» Instructions for the task: Output all entries verbatim. Skip pictures.

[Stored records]
======

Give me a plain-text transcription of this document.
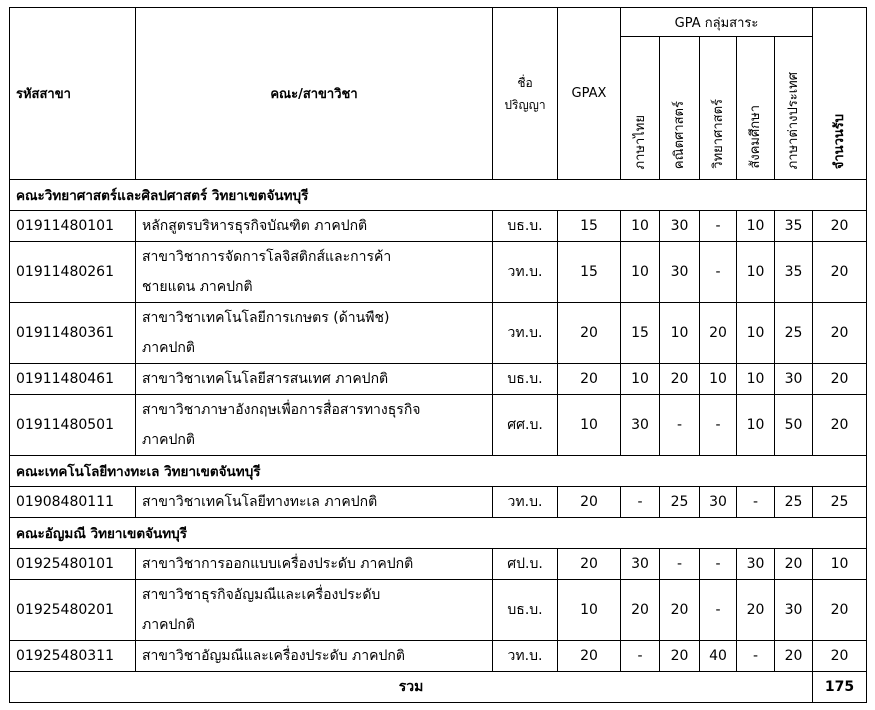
รหัสสาขา	คณะ/สาขาวิชา	ชื่อ
ปริญญา	GPAX	GPA กลุ่มสาระ					จำนวนรับ
				ภาษาไทย	คณิตศาสตร์	วิทยาศาสตร์	สังคมศึกษา	ภาษาต่างประเทศ	
คณะวิทยาศาสตร์และศิลปศาสตร์ วิทยาเขตจันทบุรี									
01911480101	หลักสูตรบริหารธุรกิจบัณฑิต ภาคปกติ	บธ.บ.	15	10	30	-	10	35	20
01911480261	สาขาวิชาการจัดการโลจิสติกส์และการค้า
ชายแดน ภาคปกติ	วท.บ.	15	10	30	-	10	35	20
01911480361	สาขาวิชาเทคโนโลยีการเกษตร (ด้านพืช)
ภาคปกติ	วท.บ.	20	15	10	20	10	25	20
01911480461	สาขาวิชาเทคโนโลยีสารสนเทศ ภาคปกติ	บธ.บ.	20	10	20	10	10	30	20
01911480501	สาขาวิชาภาษาอังกฤษเพื่อการสื่อสารทางธุรกิจ
ภาคปกติ	ศศ.บ.	10	30	-	-	10	50	20
คณะเทคโนโลยีทางทะเล วิทยาเขตจันทบุรี									
01908480111	สาขาวิชาเทคโนโลยีทางทะเล ภาคปกติ	วท.บ.	20	-	25	30	-	25	25
คณะอัญมณี วิทยาเขตจันทบุรี									
01925480101	สาขาวิชาการออกแบบเครื่องประดับ ภาคปกติ	ศป.บ.	20	30	-	-	30	20	10
01925480201	สาขาวิชาธุรกิจอัญมณีและเครื่องประดับ
ภาคปกติ	บธ.บ.	10	20	20	-	20	30	20
01925480311	สาขาวิชาอัญมณีและเครื่องประดับ ภาคปกติ	วท.บ.	20	-	20	40	-	20	20
รวม									175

======

» Solution to this problem:
Give me a plain-text transcription of this document.
รหัสสาขา	คณะ/สาขาวิชา	ชื่อ
ปริญญา	GPAX	GPA กลุ่มสาระ					จำนวนรับ
				ภาษาไทย	คณิตศาสตร์	วิทยาศาสตร์	สังคมศึกษา	ภาษาต่างประเทศ	
คณะวิทยาศาสตร์และศิลปศาสตร์ วิทยาเขตจันทบุรี									
01911480101	หลักสูตรบริหารธุรกิจบัณฑิต ภาคปกติ	บธ.บ.	15	10	30	-	10	35	20
01911480261	สาขาวิชาการจัดการโลจิสติกส์และการค้า
ชายแดน ภาคปกติ	วท.บ.	15	10	30	-	10	35	20
01911480361	สาขาวิชาเทคโนโลยีการเกษตร (ด้านพืช)
ภาคปกติ	วท.บ.	20	15	10	20	10	25	20
01911480461	สาขาวิชาเทคโนโลยีสารสนเทศ ภาคปกติ	บธ.บ.	20	10	20	10	10	30	20
01911480501	สาขาวิชาภาษาอังกฤษเพื่อการสื่อสารทางธุรกิจ
ภาคปกติ	ศศ.บ.	10	30	-	-	10	50	20
คณะเทคโนโลยีทางทะเล วิทยาเขตจันทบุรี									
01908480111	สาขาวิชาเทคโนโลยีทางทะเล ภาคปกติ	วท.บ.	20	-	25	30	-	25	25
คณะอัญมณี วิทยาเขตจันทบุรี									
01925480101	สาขาวิชาการออกแบบเครื่องประดับ ภาคปกติ	ศป.บ.	20	30	-	-	30	20	10
01925480201	สาขาวิชาธุรกิจอัญมณีและเครื่องประดับ
ภาคปกติ	บธ.บ.	10	20	20	-	20	30	20
01925480311	สาขาวิชาอัญมณีและเครื่องประดับ ภาคปกติ	วท.บ.	20	-	20	40	-	20	20
รวม									175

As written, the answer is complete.